**Written task**
Find all lines in the records that include the word "free", and copy them out.

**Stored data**
--------------------------------------------------

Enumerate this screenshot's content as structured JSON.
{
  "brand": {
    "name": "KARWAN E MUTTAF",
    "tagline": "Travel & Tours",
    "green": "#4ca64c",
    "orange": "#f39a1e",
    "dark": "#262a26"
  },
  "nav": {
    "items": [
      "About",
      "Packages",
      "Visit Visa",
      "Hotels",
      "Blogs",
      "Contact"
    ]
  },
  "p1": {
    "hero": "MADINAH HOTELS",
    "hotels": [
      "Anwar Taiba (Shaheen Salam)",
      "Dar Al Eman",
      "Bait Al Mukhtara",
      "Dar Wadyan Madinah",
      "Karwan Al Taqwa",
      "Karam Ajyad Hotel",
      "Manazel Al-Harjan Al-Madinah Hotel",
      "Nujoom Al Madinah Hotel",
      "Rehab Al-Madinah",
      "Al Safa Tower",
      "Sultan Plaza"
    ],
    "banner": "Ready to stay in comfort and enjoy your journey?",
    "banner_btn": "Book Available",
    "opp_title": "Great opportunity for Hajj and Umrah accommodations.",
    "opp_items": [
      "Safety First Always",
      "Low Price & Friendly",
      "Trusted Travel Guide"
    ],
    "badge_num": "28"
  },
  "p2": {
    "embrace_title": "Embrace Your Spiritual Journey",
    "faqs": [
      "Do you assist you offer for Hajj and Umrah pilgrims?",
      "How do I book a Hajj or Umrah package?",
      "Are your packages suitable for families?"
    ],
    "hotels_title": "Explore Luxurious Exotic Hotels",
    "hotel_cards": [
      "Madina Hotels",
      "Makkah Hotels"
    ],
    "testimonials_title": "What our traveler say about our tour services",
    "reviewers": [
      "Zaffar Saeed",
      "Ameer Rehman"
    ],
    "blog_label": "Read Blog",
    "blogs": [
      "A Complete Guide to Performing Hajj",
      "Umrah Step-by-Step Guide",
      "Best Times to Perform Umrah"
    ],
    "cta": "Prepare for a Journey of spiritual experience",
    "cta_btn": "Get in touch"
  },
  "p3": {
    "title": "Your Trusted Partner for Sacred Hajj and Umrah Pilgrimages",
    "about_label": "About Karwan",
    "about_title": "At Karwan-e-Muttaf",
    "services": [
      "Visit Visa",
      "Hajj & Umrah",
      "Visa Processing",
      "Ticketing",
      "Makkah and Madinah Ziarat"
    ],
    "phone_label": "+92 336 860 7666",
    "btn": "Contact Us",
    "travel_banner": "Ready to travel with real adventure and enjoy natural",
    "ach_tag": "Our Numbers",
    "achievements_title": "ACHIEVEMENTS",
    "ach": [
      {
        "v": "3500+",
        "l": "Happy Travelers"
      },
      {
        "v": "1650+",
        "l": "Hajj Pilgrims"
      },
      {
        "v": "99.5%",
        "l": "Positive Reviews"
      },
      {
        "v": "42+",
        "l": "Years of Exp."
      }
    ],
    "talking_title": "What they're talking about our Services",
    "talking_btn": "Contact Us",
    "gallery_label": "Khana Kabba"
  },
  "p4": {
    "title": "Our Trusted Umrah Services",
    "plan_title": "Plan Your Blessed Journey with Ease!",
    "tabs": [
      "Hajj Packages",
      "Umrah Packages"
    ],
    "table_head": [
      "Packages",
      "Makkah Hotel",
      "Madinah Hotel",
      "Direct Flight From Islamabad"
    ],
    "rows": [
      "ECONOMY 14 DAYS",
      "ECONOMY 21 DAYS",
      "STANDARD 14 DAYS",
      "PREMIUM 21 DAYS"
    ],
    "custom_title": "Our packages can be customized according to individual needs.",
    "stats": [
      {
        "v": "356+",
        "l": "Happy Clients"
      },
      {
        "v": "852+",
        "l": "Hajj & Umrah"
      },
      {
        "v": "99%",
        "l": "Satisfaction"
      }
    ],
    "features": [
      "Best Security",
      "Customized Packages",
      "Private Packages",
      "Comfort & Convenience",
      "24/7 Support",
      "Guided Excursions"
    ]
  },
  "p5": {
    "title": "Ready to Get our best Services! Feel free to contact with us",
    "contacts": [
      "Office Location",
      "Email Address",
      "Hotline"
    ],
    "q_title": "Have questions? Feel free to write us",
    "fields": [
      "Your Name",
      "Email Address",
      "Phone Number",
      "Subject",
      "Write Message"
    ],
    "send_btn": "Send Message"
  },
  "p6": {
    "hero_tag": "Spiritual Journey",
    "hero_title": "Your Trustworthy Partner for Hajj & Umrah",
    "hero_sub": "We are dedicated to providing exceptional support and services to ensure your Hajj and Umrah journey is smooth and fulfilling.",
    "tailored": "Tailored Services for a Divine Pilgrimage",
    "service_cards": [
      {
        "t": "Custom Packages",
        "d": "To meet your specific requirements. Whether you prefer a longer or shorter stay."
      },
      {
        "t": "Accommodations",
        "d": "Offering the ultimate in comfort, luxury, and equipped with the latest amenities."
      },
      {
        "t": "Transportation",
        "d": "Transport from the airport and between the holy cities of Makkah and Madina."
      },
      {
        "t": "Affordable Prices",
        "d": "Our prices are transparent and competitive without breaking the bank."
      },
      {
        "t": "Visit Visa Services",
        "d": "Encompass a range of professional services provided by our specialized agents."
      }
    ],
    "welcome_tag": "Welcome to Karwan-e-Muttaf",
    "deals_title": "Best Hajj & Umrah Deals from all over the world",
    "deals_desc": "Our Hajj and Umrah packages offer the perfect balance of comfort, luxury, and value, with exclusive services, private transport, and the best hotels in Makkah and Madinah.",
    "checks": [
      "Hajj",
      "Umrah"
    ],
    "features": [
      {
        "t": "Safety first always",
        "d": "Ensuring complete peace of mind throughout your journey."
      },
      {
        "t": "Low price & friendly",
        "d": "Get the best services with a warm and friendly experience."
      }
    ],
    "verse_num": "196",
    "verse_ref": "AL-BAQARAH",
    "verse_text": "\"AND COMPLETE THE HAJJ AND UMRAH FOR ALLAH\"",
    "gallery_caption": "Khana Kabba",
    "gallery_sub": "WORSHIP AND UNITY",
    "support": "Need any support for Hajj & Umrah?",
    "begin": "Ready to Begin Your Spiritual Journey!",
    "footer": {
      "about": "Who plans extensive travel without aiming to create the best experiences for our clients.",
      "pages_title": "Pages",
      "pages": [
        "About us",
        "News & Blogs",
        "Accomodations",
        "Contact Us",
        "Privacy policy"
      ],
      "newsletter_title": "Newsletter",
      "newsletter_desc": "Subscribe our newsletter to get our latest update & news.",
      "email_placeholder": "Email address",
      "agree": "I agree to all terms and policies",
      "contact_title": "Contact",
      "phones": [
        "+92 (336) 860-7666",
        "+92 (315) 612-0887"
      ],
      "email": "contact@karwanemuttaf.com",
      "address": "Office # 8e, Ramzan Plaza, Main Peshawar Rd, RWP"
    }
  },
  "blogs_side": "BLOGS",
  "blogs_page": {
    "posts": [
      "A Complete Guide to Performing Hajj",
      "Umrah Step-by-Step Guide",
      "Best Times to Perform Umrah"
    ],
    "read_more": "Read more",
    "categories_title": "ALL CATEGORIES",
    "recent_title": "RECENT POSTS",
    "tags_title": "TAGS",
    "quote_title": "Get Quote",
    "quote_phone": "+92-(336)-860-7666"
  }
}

--------------------------------------------------

**Output of the task**
    "title": "Ready to Get our best Services! Feel free to contact with us",
    "q_title": "Have questions? Feel free to write us",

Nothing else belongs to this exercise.